**Instruction**. Can you output the material exactly as written, minus any pictures it holds?
Start of Items
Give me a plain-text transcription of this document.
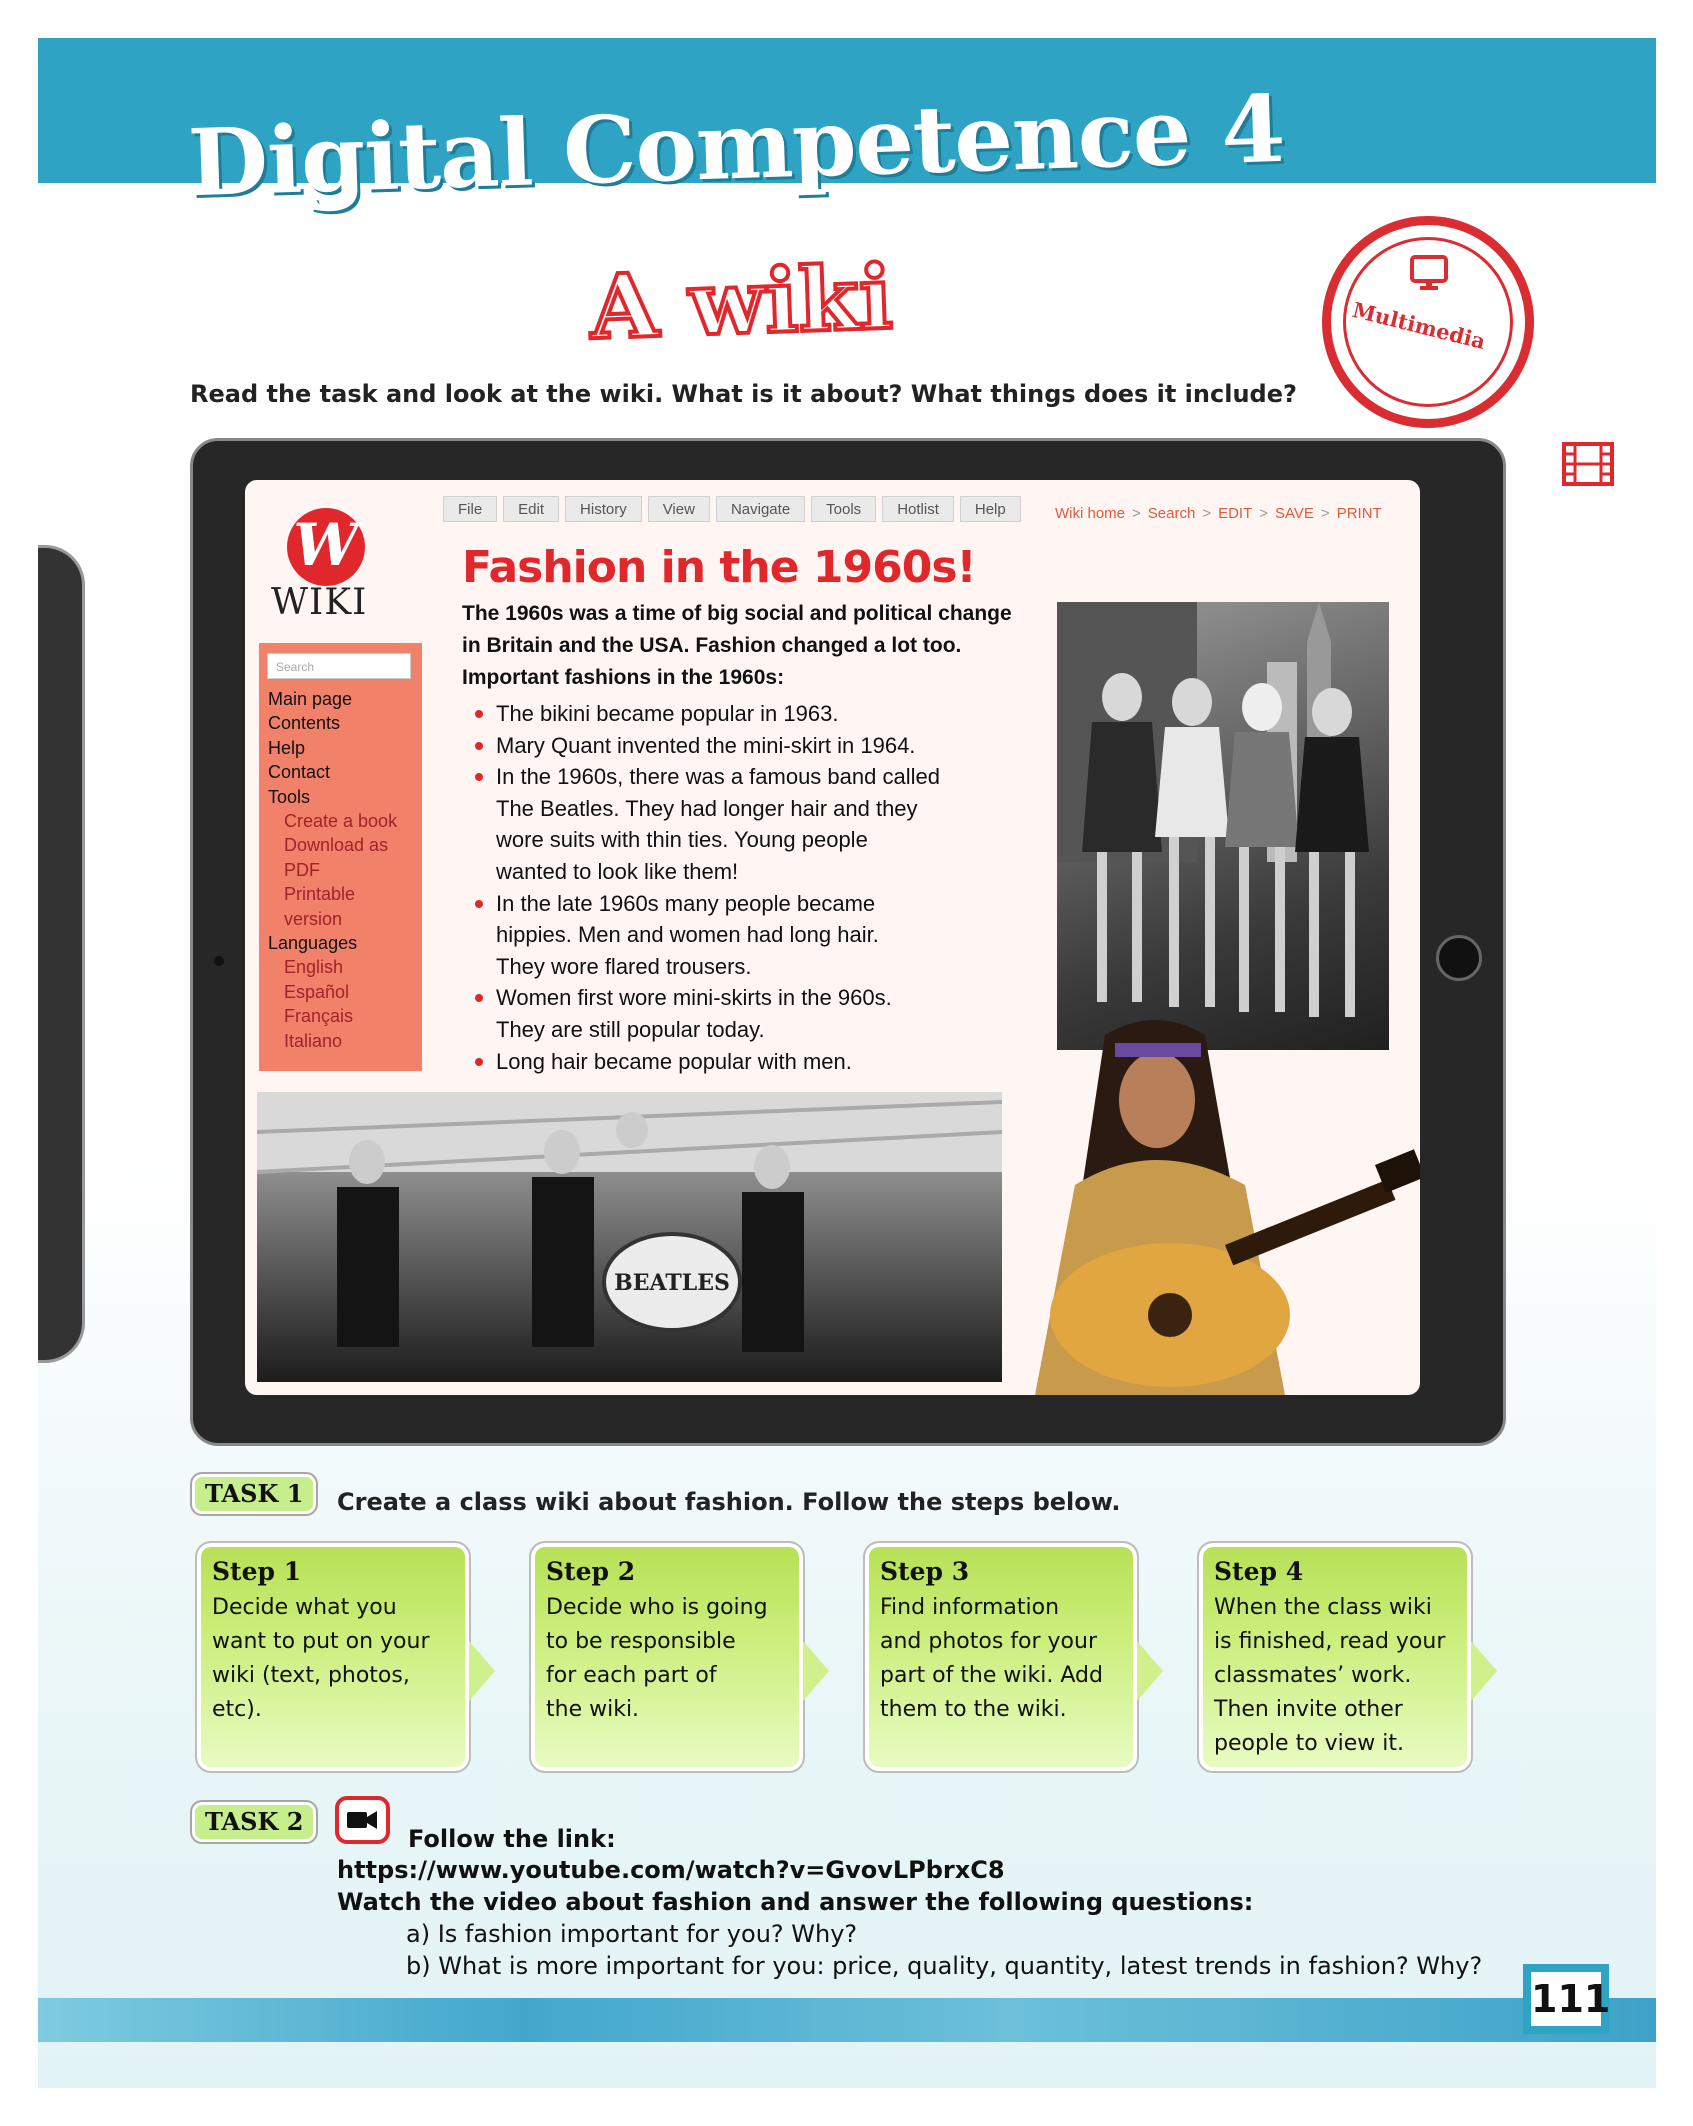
Digital Competence 4
A wiki	Multimedia

Read the task and look at the wiki. What is it about? What things does it include?

File	Edit	History	View	Navigate	Tools	Hotlist	Help	Wiki home > Search > EDIT > SAVE > PRINT
W
WIKI
Search
Main page
Contents
Help
Contact
Tools
Create a book
Download as
PDF
Printable
version
Languages
English
Español
Français
Italiano
Fashion in the 1960s!

The 1960s was a time of big social and political change
in Britain and the USA. Fashion changed a lot too.

Important fashions in the 1960s:

The bikini became popular in 1963.
Mary Quant invented the mini-skirt in 1964.
In the 1960s, there was a famous band called
The Beatles. They had longer hair and they
wore suits with thin ties. Young people
wanted to look like them!
In the late 1960s many people became
hippies. Men and women had long hair.
They wore flared trousers.
Women first wore mini-skirts in the 960s.
They are still popular today.
Long hair became popular with men.
BEATLES
TASK 1	Create a class wiki about fashion. Follow the steps below.

Step 1

Decide what you
want to put on your
wiki (text, photos,
etc).

Step 2

Decide who is going
to be responsible
for each part of
the wiki.

Step 3

Find information
and photos for your
part of the wiki. Add
them to the wiki.

Step 4

When the class wiki
is finished, read your
classmates’ work.
Then invite other
people to view it.

TASK 2

Follow the link:

https://www.youtube.com/watch?v=GvovLPbrxC8

Watch the video about fashion and answer the following questions:

a) Is fashion important for you? Why?

b) What is more important for you: price, quality, quantity, latest trends in fashion? Why?

111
End of Items
**Response**.
Give me a plain-text transcription of this document.
Digital Competence 4
A wiki	Multimedia

Read the task and look at the wiki. What is it about? What things does it include?

File	Edit	History	View	Navigate	Tools	Hotlist	Help	Wiki home > Search > EDIT > SAVE > PRINT
W
WIKI
Search
Main page
Contents
Help
Contact
Tools
Create a book
Download as
PDF
Printable
version
Languages
English
Español
Français
Italiano
Fashion in the 1960s!

The 1960s was a time of big social and political change
in Britain and the USA. Fashion changed a lot too.

Important fashions in the 1960s:

The bikini became popular in 1963.
Mary Quant invented the mini-skirt in 1964.
In the 1960s, there was a famous band called
The Beatles. They had longer hair and they
wore suits with thin ties. Young people
wanted to look like them!
In the late 1960s many people became
hippies. Men and women had long hair.
They wore flared trousers.
Women first wore mini-skirts in the 960s.
They are still popular today.
Long hair became popular with men.
BEATLES
TASK 1	Create a class wiki about fashion. Follow the steps below.

Step 1

Decide what you
want to put on your
wiki (text, photos,
etc).

Step 2

Decide who is going
to be responsible
for each part of
the wiki.

Step 3

Find information
and photos for your
part of the wiki. Add
them to the wiki.

Step 4

When the class wiki
is finished, read your
classmates’ work.
Then invite other
people to view it.

TASK 2

Follow the link:

https://www.youtube.com/watch?v=GvovLPbrxC8

Watch the video about fashion and answer the following questions:

a) Is fashion important for you? Why?

b) What is more important for you: price, quality, quantity, latest trends in fashion? Why?

111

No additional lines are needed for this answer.